Problem details | Below are records. Copy every line with "seconds" in it.

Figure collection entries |
▼
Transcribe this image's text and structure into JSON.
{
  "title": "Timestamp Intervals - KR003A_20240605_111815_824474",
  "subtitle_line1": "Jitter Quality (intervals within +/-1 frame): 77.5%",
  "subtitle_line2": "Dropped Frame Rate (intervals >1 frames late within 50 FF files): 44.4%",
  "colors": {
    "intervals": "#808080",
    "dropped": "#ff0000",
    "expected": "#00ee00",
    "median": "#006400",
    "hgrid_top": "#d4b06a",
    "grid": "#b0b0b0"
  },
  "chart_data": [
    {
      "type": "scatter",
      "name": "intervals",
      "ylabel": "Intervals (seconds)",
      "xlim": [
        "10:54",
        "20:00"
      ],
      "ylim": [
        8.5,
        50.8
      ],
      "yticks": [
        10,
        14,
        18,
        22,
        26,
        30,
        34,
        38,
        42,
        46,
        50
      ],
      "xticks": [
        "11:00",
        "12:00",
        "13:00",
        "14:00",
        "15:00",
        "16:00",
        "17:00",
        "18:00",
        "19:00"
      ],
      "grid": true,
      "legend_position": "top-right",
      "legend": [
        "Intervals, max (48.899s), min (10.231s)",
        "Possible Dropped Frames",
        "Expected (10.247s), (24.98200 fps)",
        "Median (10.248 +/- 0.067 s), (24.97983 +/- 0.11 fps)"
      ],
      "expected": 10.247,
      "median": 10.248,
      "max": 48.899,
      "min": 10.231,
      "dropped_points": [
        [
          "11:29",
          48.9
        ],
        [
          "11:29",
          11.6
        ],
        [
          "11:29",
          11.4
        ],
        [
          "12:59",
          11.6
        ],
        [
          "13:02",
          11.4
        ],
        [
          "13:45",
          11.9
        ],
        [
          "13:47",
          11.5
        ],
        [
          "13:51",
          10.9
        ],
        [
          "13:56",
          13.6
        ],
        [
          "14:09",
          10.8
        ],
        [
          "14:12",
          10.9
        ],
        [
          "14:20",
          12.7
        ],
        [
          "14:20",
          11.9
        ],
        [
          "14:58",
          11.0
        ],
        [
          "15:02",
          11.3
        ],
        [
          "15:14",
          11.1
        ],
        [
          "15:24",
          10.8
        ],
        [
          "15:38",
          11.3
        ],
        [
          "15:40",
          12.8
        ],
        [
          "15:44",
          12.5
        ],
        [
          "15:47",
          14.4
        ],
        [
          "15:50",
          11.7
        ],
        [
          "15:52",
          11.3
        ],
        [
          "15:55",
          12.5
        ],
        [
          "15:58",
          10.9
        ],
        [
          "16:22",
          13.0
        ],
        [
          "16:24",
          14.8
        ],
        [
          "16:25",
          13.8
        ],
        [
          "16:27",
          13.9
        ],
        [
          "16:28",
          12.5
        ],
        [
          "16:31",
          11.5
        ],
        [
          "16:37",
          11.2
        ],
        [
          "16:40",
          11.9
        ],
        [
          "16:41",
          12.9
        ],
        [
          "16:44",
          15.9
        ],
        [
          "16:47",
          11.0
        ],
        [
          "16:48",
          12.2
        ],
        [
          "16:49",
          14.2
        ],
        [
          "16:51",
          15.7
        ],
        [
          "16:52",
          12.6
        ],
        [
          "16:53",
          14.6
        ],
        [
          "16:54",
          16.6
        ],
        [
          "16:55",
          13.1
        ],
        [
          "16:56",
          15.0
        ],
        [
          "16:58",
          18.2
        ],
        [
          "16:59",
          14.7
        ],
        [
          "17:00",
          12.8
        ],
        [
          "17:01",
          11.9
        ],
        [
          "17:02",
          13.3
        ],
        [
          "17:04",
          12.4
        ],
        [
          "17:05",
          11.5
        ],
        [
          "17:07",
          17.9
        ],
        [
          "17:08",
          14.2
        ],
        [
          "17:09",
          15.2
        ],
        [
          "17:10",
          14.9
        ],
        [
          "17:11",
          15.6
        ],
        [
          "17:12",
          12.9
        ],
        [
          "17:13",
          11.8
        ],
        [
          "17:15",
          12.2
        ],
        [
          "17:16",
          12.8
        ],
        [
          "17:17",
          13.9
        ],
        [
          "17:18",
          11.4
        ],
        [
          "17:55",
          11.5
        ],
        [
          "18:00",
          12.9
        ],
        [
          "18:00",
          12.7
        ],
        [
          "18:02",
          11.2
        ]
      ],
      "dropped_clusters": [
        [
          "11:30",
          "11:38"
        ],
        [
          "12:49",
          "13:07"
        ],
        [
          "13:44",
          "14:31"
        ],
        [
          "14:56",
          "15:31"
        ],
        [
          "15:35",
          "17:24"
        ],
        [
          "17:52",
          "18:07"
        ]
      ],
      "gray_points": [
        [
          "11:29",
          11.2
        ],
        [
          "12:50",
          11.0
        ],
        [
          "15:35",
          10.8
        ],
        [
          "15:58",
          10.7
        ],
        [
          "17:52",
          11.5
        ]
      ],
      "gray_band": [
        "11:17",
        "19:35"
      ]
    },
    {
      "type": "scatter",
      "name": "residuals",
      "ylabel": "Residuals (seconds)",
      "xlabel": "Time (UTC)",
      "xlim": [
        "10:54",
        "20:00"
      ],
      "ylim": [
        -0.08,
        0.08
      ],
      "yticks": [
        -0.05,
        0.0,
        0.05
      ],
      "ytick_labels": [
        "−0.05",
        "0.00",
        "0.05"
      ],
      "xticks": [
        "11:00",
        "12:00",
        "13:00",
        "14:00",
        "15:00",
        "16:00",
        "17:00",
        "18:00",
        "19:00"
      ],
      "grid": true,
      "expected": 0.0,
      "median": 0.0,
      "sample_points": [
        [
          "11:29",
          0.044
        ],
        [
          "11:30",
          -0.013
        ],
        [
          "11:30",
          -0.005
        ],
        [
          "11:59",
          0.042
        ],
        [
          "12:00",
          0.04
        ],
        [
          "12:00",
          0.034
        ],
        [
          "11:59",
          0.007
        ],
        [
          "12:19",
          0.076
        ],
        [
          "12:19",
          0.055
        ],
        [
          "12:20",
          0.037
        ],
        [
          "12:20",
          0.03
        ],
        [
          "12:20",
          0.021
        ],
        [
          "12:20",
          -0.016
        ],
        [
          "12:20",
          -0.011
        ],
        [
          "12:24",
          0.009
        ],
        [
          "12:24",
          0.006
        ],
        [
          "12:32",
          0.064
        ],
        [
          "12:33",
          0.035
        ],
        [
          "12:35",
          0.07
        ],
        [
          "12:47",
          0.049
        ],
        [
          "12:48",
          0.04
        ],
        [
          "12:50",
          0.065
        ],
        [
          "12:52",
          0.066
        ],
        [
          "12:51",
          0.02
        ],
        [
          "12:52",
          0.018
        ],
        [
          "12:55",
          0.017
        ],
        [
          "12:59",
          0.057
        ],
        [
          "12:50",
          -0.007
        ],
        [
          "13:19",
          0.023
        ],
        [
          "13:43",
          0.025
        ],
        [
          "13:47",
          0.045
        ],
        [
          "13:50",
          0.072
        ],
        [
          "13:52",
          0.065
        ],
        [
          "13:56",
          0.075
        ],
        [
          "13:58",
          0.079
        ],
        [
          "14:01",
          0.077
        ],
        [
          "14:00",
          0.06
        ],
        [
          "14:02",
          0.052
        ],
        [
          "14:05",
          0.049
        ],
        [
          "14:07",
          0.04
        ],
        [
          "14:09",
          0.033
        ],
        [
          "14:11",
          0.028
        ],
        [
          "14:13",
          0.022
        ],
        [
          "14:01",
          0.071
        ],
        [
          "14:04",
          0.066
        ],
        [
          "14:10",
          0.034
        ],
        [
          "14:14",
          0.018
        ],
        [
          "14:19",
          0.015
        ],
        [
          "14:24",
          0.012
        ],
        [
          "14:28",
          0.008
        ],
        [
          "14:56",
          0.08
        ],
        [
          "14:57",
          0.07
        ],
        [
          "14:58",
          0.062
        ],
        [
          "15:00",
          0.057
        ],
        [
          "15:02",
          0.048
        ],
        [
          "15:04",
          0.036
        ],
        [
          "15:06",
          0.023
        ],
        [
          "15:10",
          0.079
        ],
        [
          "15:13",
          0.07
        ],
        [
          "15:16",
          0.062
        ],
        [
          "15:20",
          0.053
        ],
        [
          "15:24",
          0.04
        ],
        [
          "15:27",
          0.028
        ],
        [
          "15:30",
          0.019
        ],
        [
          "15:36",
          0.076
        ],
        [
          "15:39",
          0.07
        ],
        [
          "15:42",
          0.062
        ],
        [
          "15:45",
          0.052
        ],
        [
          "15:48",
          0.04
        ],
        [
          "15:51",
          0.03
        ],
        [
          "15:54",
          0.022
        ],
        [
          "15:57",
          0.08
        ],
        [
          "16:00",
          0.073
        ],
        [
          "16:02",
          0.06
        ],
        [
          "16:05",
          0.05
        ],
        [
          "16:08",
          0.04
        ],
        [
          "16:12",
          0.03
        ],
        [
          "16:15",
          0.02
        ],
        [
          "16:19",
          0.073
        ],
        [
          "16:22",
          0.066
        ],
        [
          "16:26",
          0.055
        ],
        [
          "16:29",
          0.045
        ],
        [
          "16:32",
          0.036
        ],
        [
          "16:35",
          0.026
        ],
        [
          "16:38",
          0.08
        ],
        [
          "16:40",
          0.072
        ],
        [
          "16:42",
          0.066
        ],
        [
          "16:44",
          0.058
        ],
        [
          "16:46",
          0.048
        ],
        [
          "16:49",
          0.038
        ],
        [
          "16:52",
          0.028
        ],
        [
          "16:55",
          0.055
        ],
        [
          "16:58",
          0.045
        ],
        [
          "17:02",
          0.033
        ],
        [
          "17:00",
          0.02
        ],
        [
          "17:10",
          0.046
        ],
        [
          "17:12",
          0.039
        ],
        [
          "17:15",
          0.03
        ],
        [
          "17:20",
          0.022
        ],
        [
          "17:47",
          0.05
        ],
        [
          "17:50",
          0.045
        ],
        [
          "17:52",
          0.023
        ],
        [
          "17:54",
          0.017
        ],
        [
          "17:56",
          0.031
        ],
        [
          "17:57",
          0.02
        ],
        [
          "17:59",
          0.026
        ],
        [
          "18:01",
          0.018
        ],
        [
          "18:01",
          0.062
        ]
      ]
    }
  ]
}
▲
Answer in full |
      "ylabel": "Intervals (seconds)",
      "ylabel": "Residuals (seconds)",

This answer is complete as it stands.